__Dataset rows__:
• • • • •

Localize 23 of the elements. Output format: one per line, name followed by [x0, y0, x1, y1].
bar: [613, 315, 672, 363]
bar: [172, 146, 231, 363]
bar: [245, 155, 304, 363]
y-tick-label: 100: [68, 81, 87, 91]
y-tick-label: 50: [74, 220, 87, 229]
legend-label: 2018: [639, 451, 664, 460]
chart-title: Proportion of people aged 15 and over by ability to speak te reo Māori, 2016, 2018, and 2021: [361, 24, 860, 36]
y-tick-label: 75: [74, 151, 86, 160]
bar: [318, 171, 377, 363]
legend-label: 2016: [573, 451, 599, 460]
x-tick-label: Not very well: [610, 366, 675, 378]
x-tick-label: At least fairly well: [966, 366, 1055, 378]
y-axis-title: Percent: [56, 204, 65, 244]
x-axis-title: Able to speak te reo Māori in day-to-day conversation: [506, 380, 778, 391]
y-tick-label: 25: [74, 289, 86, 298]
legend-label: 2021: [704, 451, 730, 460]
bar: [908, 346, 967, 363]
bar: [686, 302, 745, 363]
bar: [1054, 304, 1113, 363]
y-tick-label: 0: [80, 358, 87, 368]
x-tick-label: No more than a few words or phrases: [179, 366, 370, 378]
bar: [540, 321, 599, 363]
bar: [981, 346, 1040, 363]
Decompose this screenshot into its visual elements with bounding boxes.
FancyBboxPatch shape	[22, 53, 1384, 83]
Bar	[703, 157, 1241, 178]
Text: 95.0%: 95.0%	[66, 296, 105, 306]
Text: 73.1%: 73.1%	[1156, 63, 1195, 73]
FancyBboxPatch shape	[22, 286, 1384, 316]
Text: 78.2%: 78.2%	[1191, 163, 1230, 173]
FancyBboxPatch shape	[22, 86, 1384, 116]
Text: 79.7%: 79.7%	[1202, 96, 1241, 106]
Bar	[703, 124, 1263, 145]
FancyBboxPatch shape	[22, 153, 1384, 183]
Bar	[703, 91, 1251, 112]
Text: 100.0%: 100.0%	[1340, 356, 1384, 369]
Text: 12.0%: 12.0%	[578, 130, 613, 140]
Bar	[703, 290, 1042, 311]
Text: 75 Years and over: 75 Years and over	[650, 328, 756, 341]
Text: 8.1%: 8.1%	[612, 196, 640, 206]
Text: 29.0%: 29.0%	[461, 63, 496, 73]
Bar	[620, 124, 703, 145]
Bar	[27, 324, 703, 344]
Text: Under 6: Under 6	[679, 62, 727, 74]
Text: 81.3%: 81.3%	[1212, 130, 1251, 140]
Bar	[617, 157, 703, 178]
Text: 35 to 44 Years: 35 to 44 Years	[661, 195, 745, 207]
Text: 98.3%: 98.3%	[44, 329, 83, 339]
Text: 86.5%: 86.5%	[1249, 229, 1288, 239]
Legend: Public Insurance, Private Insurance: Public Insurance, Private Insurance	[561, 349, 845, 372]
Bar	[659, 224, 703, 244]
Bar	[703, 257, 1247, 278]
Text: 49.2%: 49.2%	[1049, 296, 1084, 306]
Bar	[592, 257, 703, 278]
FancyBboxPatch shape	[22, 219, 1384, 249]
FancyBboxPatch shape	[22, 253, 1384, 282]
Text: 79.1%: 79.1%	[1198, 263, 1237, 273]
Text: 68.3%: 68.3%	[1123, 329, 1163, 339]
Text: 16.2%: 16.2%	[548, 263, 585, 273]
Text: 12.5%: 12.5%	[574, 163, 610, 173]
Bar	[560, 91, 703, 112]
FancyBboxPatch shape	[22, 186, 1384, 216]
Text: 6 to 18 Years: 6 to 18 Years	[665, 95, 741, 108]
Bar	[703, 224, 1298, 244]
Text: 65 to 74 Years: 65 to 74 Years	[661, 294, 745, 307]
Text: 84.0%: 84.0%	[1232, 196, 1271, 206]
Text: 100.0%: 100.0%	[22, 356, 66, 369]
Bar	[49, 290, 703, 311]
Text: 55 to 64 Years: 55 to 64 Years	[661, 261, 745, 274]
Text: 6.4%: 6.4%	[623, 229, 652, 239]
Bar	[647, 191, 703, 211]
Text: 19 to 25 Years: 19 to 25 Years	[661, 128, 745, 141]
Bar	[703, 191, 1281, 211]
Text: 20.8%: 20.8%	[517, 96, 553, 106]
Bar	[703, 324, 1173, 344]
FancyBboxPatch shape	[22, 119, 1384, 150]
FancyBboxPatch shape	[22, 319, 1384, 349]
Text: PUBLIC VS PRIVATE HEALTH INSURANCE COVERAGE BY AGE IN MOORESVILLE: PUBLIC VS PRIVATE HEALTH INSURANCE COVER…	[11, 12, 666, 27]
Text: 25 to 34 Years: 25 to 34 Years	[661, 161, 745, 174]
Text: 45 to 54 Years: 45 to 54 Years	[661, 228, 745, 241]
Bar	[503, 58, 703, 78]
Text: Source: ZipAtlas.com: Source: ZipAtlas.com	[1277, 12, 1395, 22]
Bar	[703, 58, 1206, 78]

• • • • •

__AIM__:
Rewrite every line above, substituting "Rounded rectangle" for each occurrence of "FancyBboxPatch shape" and leaving everything else unchanged.

__THE OUTPUT__:
Localize 23 of the elements. Output format: one per line, name followed by [x0, y0, x1, y1].
bar: [613, 315, 672, 363]
bar: [172, 146, 231, 363]
bar: [245, 155, 304, 363]
y-tick-label: 100: [68, 81, 87, 91]
y-tick-label: 50: [74, 220, 87, 229]
legend-label: 2018: [639, 451, 664, 460]
chart-title: Proportion of people aged 15 and over by ability to speak te reo Māori, 2016, 2018, and 2021: [361, 24, 860, 36]
y-tick-label: 75: [74, 151, 86, 160]
bar: [318, 171, 377, 363]
legend-label: 2016: [573, 451, 599, 460]
x-tick-label: Not very well: [610, 366, 675, 378]
x-tick-label: At least fairly well: [966, 366, 1055, 378]
y-axis-title: Percent: [56, 204, 65, 244]
x-axis-title: Able to speak te reo Māori in day-to-day conversation: [506, 380, 778, 391]
y-tick-label: 25: [74, 289, 86, 298]
legend-label: 2021: [704, 451, 730, 460]
bar: [908, 346, 967, 363]
bar: [686, 302, 745, 363]
bar: [1054, 304, 1113, 363]
y-tick-label: 0: [80, 358, 87, 368]
x-tick-label: No more than a few words or phrases: [179, 366, 370, 378]
bar: [540, 321, 599, 363]
bar: [981, 346, 1040, 363]
Decompose this screenshot into its visual elements with bounding boxes.
Rounded rectangle	[22, 53, 1384, 83]
Bar	[703, 157, 1241, 178]
Text: 95.0%: 95.0%	[66, 296, 105, 306]
Text: 73.1%: 73.1%	[1156, 63, 1195, 73]
Rounded rectangle	[22, 286, 1384, 316]
Text: 78.2%: 78.2%	[1191, 163, 1230, 173]
Rounded rectangle	[22, 86, 1384, 116]
Text: 79.7%: 79.7%	[1202, 96, 1241, 106]
Bar	[703, 124, 1263, 145]
Rounded rectangle	[22, 153, 1384, 183]
Bar	[703, 91, 1251, 112]
Text: 100.0%: 100.0%	[1340, 356, 1384, 369]
Text: 12.0%: 12.0%	[578, 130, 613, 140]
Bar	[703, 290, 1042, 311]
Text: 75 Years and over: 75 Years and over	[650, 328, 756, 341]
Text: 8.1%: 8.1%	[612, 196, 640, 206]
Text: 29.0%: 29.0%	[461, 63, 496, 73]
Bar	[620, 124, 703, 145]
Bar	[27, 324, 703, 344]
Text: Under 6: Under 6	[679, 62, 727, 74]
Text: 81.3%: 81.3%	[1212, 130, 1251, 140]
Bar	[617, 157, 703, 178]
Text: 35 to 44 Years: 35 to 44 Years	[661, 195, 745, 207]
Text: 98.3%: 98.3%	[44, 329, 83, 339]
Text: 86.5%: 86.5%	[1249, 229, 1288, 239]
Legend: Public Insurance, Private Insurance: Public Insurance, Private Insurance	[561, 349, 845, 372]
Bar	[659, 224, 703, 244]
Bar	[703, 257, 1247, 278]
Text: 49.2%: 49.2%	[1049, 296, 1084, 306]
Bar	[592, 257, 703, 278]
Rounded rectangle	[22, 219, 1384, 249]
Rounded rectangle	[22, 253, 1384, 282]
Text: 79.1%: 79.1%	[1198, 263, 1237, 273]
Text: 68.3%: 68.3%	[1123, 329, 1163, 339]
Text: 16.2%: 16.2%	[548, 263, 585, 273]
Text: 12.5%: 12.5%	[574, 163, 610, 173]
Bar	[560, 91, 703, 112]
Rounded rectangle	[22, 186, 1384, 216]
Text: 6 to 18 Years: 6 to 18 Years	[665, 95, 741, 108]
Bar	[703, 224, 1298, 244]
Text: 65 to 74 Years: 65 to 74 Years	[661, 294, 745, 307]
Text: 84.0%: 84.0%	[1232, 196, 1271, 206]
Text: 100.0%: 100.0%	[22, 356, 66, 369]
Bar	[49, 290, 703, 311]
Text: 55 to 64 Years: 55 to 64 Years	[661, 261, 745, 274]
Text: 6.4%: 6.4%	[623, 229, 652, 239]
Bar	[647, 191, 703, 211]
Text: 19 to 25 Years: 19 to 25 Years	[661, 128, 745, 141]
Bar	[703, 191, 1281, 211]
Text: 20.8%: 20.8%	[517, 96, 553, 106]
Bar	[703, 324, 1173, 344]
Rounded rectangle	[22, 119, 1384, 150]
Rounded rectangle	[22, 319, 1384, 349]
Text: PUBLIC VS PRIVATE HEALTH INSURANCE COVERAGE BY AGE IN MOORESVILLE: PUBLIC VS PRIVATE HEALTH INSURANCE COVER…	[11, 12, 666, 27]
Text: 25 to 34 Years: 25 to 34 Years	[661, 161, 745, 174]
Text: 45 to 54 Years: 45 to 54 Years	[661, 228, 745, 241]
Bar	[503, 58, 703, 78]
Text: Source: ZipAtlas.com: Source: ZipAtlas.com	[1277, 12, 1395, 22]
Bar	[703, 58, 1206, 78]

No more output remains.